* [WHAT TO PRODUCE]
Pictures don't belong in the copy; print all the records exactly.

┌─ DATA FOR PROCESSING

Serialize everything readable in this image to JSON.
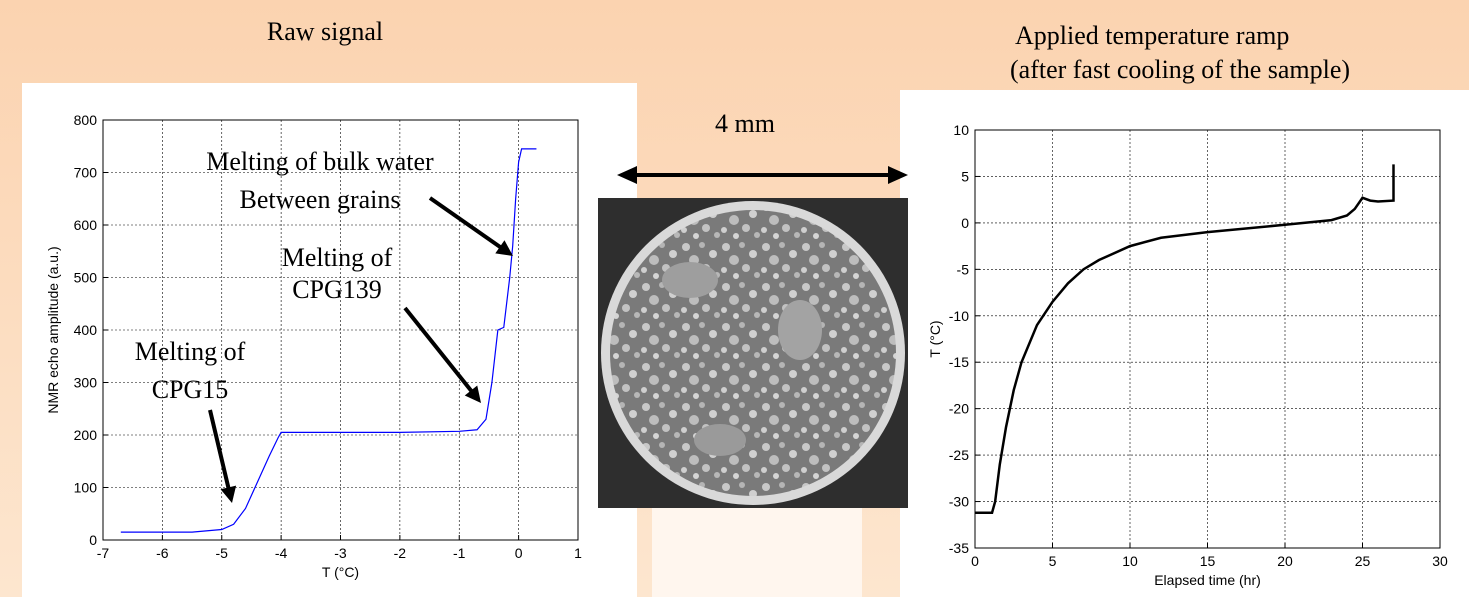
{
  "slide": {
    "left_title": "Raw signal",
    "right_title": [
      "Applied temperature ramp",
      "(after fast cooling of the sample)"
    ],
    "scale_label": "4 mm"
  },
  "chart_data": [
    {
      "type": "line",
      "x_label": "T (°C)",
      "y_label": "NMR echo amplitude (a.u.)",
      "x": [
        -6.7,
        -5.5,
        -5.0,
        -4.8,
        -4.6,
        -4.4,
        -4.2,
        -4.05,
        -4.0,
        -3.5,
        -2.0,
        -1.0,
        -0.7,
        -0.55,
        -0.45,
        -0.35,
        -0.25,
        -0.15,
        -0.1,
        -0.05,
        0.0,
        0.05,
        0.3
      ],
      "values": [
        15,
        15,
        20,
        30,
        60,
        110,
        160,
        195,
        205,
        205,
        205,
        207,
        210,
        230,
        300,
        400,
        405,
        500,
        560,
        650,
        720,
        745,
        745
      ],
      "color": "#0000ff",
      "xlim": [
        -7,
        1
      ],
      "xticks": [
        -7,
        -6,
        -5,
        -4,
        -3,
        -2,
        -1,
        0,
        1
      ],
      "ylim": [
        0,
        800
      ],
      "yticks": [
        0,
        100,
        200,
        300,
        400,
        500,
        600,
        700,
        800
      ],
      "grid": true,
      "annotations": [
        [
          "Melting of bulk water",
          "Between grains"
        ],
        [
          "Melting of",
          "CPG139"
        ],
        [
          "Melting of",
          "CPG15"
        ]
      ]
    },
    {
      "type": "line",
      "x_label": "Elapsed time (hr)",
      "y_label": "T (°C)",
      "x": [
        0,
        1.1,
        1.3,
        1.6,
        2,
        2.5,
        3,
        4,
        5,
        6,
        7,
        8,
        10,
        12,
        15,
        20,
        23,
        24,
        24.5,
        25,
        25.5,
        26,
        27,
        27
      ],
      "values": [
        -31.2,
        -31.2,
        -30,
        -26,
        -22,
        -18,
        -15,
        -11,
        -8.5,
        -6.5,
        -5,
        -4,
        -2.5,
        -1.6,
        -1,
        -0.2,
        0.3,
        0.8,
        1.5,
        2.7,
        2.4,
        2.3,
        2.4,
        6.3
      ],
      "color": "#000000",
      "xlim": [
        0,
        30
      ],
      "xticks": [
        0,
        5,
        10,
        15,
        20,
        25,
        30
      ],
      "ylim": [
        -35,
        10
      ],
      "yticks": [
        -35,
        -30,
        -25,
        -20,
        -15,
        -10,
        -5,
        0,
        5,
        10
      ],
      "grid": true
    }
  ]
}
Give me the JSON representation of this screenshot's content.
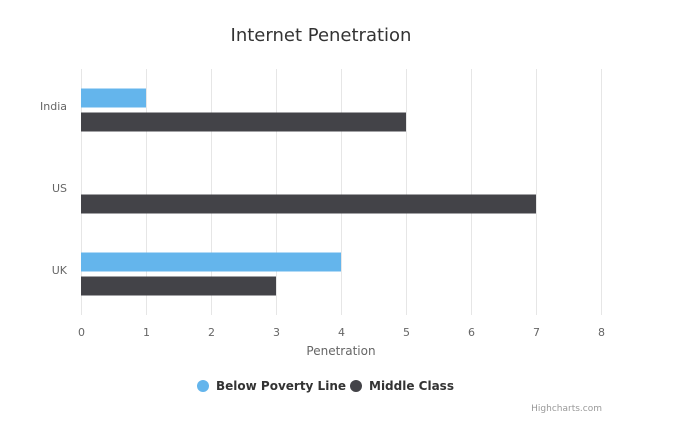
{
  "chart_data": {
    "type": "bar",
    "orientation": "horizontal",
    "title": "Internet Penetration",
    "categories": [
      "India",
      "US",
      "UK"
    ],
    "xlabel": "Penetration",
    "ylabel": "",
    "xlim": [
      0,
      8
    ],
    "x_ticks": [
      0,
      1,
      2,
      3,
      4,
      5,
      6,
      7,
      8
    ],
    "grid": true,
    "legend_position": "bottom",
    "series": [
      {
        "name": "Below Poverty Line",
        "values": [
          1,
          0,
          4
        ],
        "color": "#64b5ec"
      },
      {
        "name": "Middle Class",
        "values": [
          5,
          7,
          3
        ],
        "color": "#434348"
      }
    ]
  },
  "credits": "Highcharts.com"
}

└─

* [RESULT FOR THIS TASK]
Serialize everything readable in this image to JSON.
{
  "slide": {
    "left_title": "Raw signal",
    "right_title": [
      "Applied temperature ramp",
      "(after fast cooling of the sample)"
    ],
    "scale_label": "4 mm"
  },
  "chart_data": [
    {
      "type": "line",
      "x_label": "T (°C)",
      "y_label": "NMR echo amplitude (a.u.)",
      "x": [
        -6.7,
        -5.5,
        -5.0,
        -4.8,
        -4.6,
        -4.4,
        -4.2,
        -4.05,
        -4.0,
        -3.5,
        -2.0,
        -1.0,
        -0.7,
        -0.55,
        -0.45,
        -0.35,
        -0.25,
        -0.15,
        -0.1,
        -0.05,
        0.0,
        0.05,
        0.3
      ],
      "values": [
        15,
        15,
        20,
        30,
        60,
        110,
        160,
        195,
        205,
        205,
        205,
        207,
        210,
        230,
        300,
        400,
        405,
        500,
        560,
        650,
        720,
        745,
        745
      ],
      "color": "#0000ff",
      "xlim": [
        -7,
        1
      ],
      "xticks": [
        -7,
        -6,
        -5,
        -4,
        -3,
        -2,
        -1,
        0,
        1
      ],
      "ylim": [
        0,
        800
      ],
      "yticks": [
        0,
        100,
        200,
        300,
        400,
        500,
        600,
        700,
        800
      ],
      "grid": true,
      "annotations": [
        [
          "Melting of bulk water",
          "Between grains"
        ],
        [
          "Melting of",
          "CPG139"
        ],
        [
          "Melting of",
          "CPG15"
        ]
      ]
    },
    {
      "type": "line",
      "x_label": "Elapsed time (hr)",
      "y_label": "T (°C)",
      "x": [
        0,
        1.1,
        1.3,
        1.6,
        2,
        2.5,
        3,
        4,
        5,
        6,
        7,
        8,
        10,
        12,
        15,
        20,
        23,
        24,
        24.5,
        25,
        25.5,
        26,
        27,
        27
      ],
      "values": [
        -31.2,
        -31.2,
        -30,
        -26,
        -22,
        -18,
        -15,
        -11,
        -8.5,
        -6.5,
        -5,
        -4,
        -2.5,
        -1.6,
        -1,
        -0.2,
        0.3,
        0.8,
        1.5,
        2.7,
        2.4,
        2.3,
        2.4,
        6.3
      ],
      "color": "#000000",
      "xlim": [
        0,
        30
      ],
      "xticks": [
        0,
        5,
        10,
        15,
        20,
        25,
        30
      ],
      "ylim": [
        -35,
        10
      ],
      "yticks": [
        -35,
        -30,
        -25,
        -20,
        -15,
        -10,
        -5,
        0,
        5,
        10
      ],
      "grid": true
    }
  ]
}
Give me the JSON representation of this screenshot's content.
{
  "chart_data": {
    "type": "bar",
    "orientation": "horizontal",
    "title": "Internet Penetration",
    "categories": [
      "India",
      "US",
      "UK"
    ],
    "xlabel": "Penetration",
    "ylabel": "",
    "xlim": [
      0,
      8
    ],
    "x_ticks": [
      0,
      1,
      2,
      3,
      4,
      5,
      6,
      7,
      8
    ],
    "grid": true,
    "legend_position": "bottom",
    "series": [
      {
        "name": "Below Poverty Line",
        "values": [
          1,
          0,
          4
        ],
        "color": "#64b5ec"
      },
      {
        "name": "Middle Class",
        "values": [
          5,
          7,
          3
        ],
        "color": "#434348"
      }
    ]
  },
  "credits": "Highcharts.com"
}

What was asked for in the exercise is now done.